**Exercise goal**
Only the number is wanted: how many lines in the data contain "then"?

— START OF Extracted records —

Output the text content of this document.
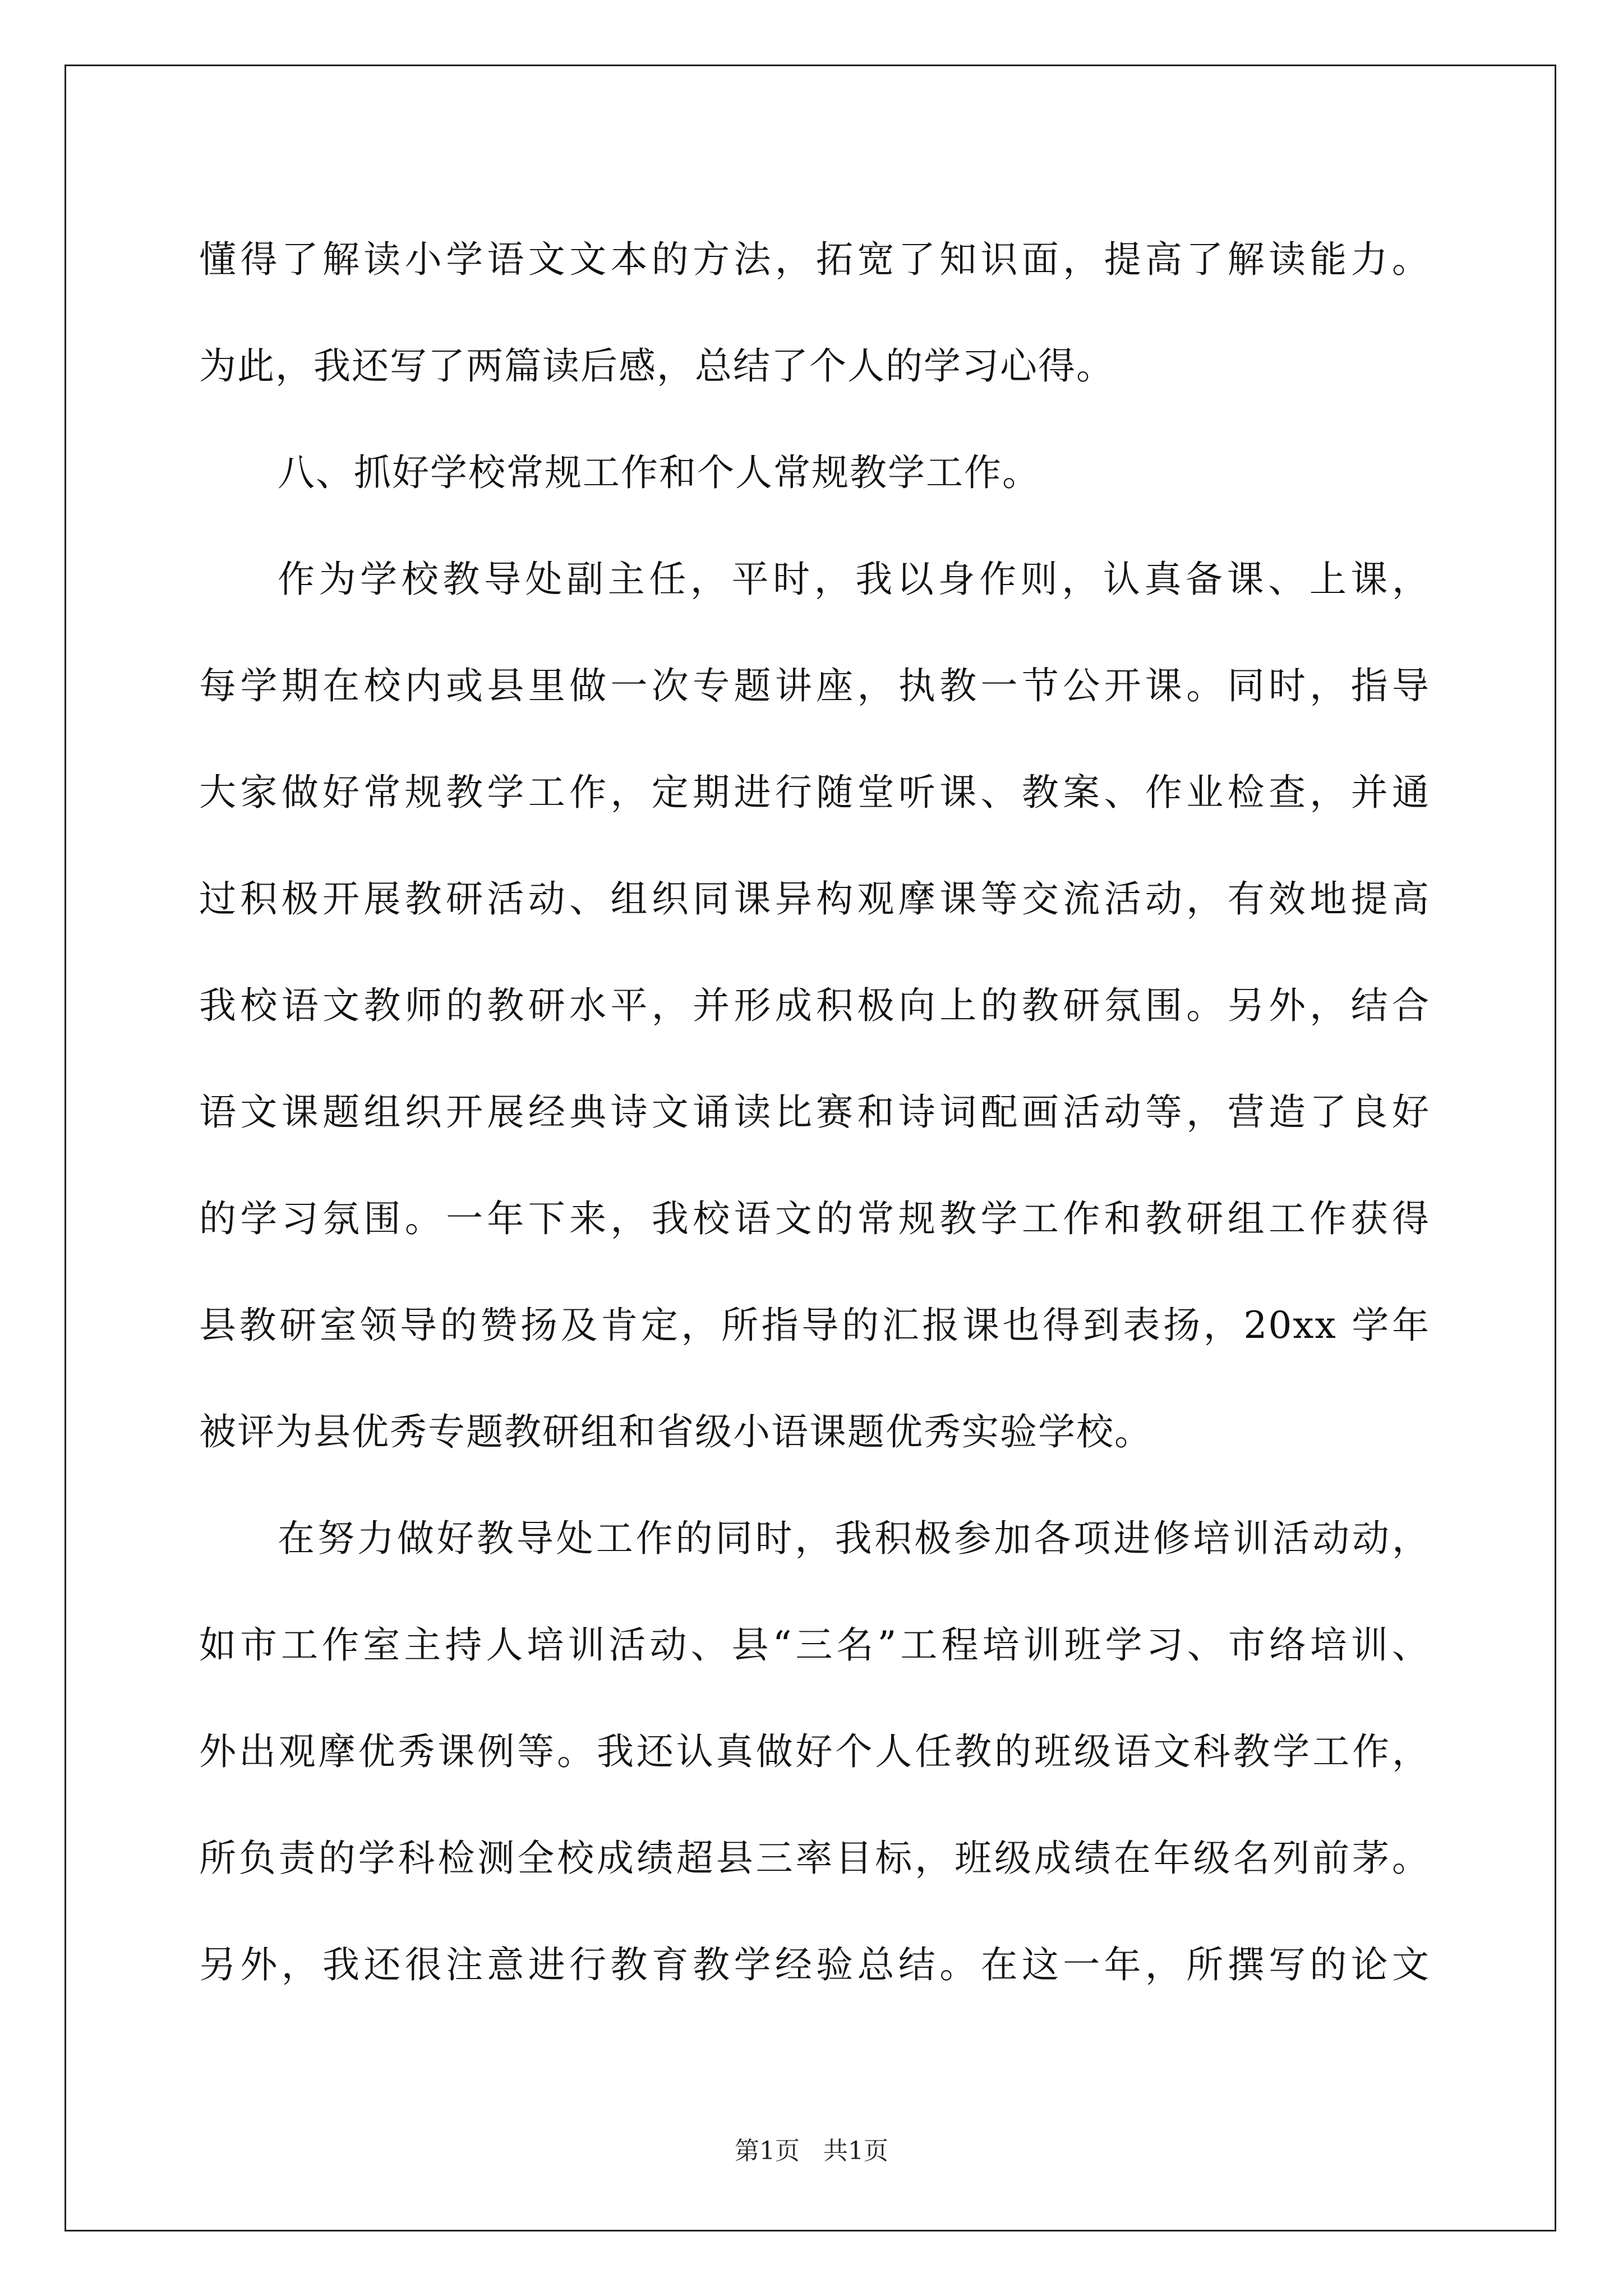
懂得了解读小学语文文本的方法，拓宽了知识面，提高了解读能力。
为此，我还写了两篇读后感，总结了个人的学习心得。
八、抓好学校常规工作和个人常规教学工作。
作为学校教导处副主任，平时，我以身作则，认真备课、上课，
每学期在校内或县里做一次专题讲座，执教一节公开课。同时，指导
大家做好常规教学工作，定期进行随堂听课、教案、作业检查，并通
过积极开展教研活动、组织同课异构观摩课等交流活动，有效地提高
我校语文教师的教研水平，并形成积极向上的教研氛围。另外，结合
语文课题组织开展经典诗文诵读比赛和诗词配画活动等，营造了良好
的学习氛围。一年下来，我校语文的常规教学工作和教研组工作获得
县教研室领导的赞扬及肯定，所指导的汇报课也得到表扬，20xx 学年
被评为县优秀专题教研组和省级小语课题优秀实验学校。
在努力做好教导处工作的同时，我积极参加各项进修培训活动动，
如市工作室主持人培训活动、县“三名”工程培训班学习、市络培训、
外出观摩优秀课例等。我还认真做好个人任教的班级语文科教学工作，
所负责的学科检测全校成绩超县三率目标，班级成绩在年级名列前茅。
另外，我还很注意进行教育教学经验总结。在这一年，所撰写的论文
第1页   共1页
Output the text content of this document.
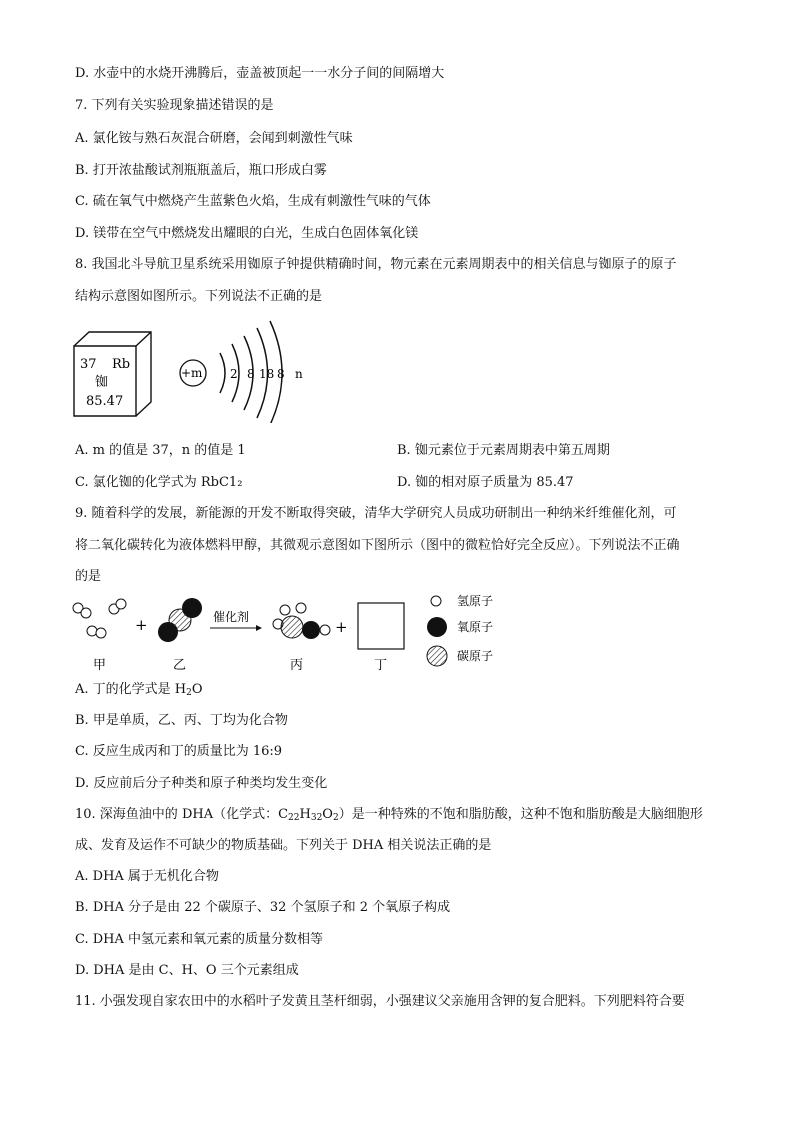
D. 水壶中的水烧开沸腾后，壶盖被顶起一一水分子间的间隔增大
7. 下列有关实验现象描述错误的是
A. 氯化铵与熟石灰混合研磨，会闻到刺激性气味
B. 打开浓盐酸试剂瓶瓶盖后，瓶口形成白雾
C. 硫在氧气中燃烧产生蓝紫色火焰，生成有刺激性气味的气体
D. 镁带在空气中燃烧发出耀眼的白光，生成白色固体氧化镁
8. 我国北斗导航卫星系统采用铷原子钟提供精确时间，物元素在元素周期表中的相关信息与铷原子的原子
结构示意图如图所示。下列说法不正确的是
37 Rb
铷
85.47
+m 2 8 18 8 n
A. m 的值是 37，n 的值是 1	B. 铷元素位于元素周期表中第五周期
C. 氯化铷的化学式为 RbC1₂	D. 铷的相对原子质量为 85.47
9. 随着科学的发展，新能源的开发不断取得突破，清华大学研究人员成功研制出一种纳米纤维催化剂，可
将二氧化碳转化为液体燃料甲醇，其微观示意图如下图所示（图中的微粒恰好完全反应）。下列说法不正确
的是
甲
+
乙
催化剂
丙
+
丁
氢原子
氧原子
碳原子
A. 丁的化学式是 $H_2O$
B. 甲是单质，乙、丙、丁均为化合物
C. 反应生成丙和丁的质量比为 16:9
D. 反应前后分子种类和原子种类均发生变化
10. 深海鱼油中的 DHA（化学式：$C_{22}H_{32}O_2$）是一种特殊的不饱和脂肪酸，这种不饱和脂肪酸是大脑细胞形
成、发育及运作不可缺少的物质基础。下列关于 DHA 相关说法正确的是
A. DHA 属于无机化合物
B. DHA 分子是由 22 个碳原子、32 个氢原子和 2 个氧原子构成
C. DHA 中氢元素和氧元素的质量分数相等
D. DHA 是由 C、H、O 三个元素组成
11. 小强发现自家农田中的水稻叶子发黄且茎杆细弱，小强建议父亲施用含钾的复合肥料。下列肥料符合要
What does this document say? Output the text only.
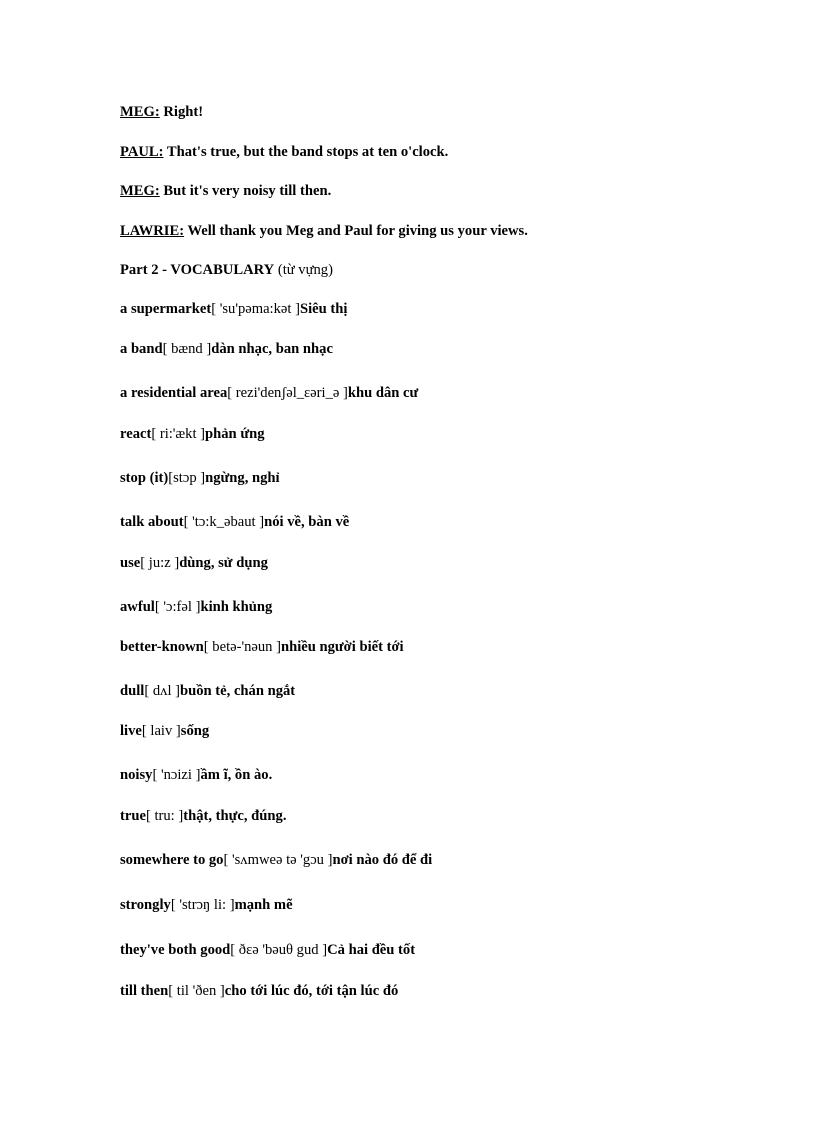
MEG: Right!
PAUL: That's true, but the band stops at ten o'clock.
MEG: But it's very noisy till then.
LAWRIE: Well thank you Meg and Paul for giving us your views.
Part 2 - VOCABULARY (từ vựng)
a supermarket[ 'su'pəma:kət ]Siêu thị
a band[ bænd ]dàn nhạc, ban nhạc
a residential area[ rezi'denʃəl_ɛəri_ə ]khu dân cư
react[ ri:'ækt ]phản ứng
stop (it)[stɔp ]ngừng, nghỉ
talk about[ 'tɔ:k_əbaut ]nói về, bàn về
use[ ju:z ]dùng, sử dụng
awful[ 'ɔ:fəl ]kinh khủng
better-known[ betə-'nəun ]nhiều người biết tới
dull[ dʌl ]buồn tẻ, chán ngắt
live[ laiv ]sống
noisy[ 'nɔizi ]ầm ĩ, ồn ào.
true[ tru: ]thật, thực, đúng.
somewhere to go[ 'sʌmweə tə 'gɔu ]nơi nào đó để đi
strongly[ 'strɔŋ li: ]mạnh mẽ
they've both good[ ðɛə 'bəuθ gud ]Cả hai đều tốt
till then[ til 'ðen ]cho tới lúc đó, tới tận lúc đó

— END OF Extracted records —

**Full response**
2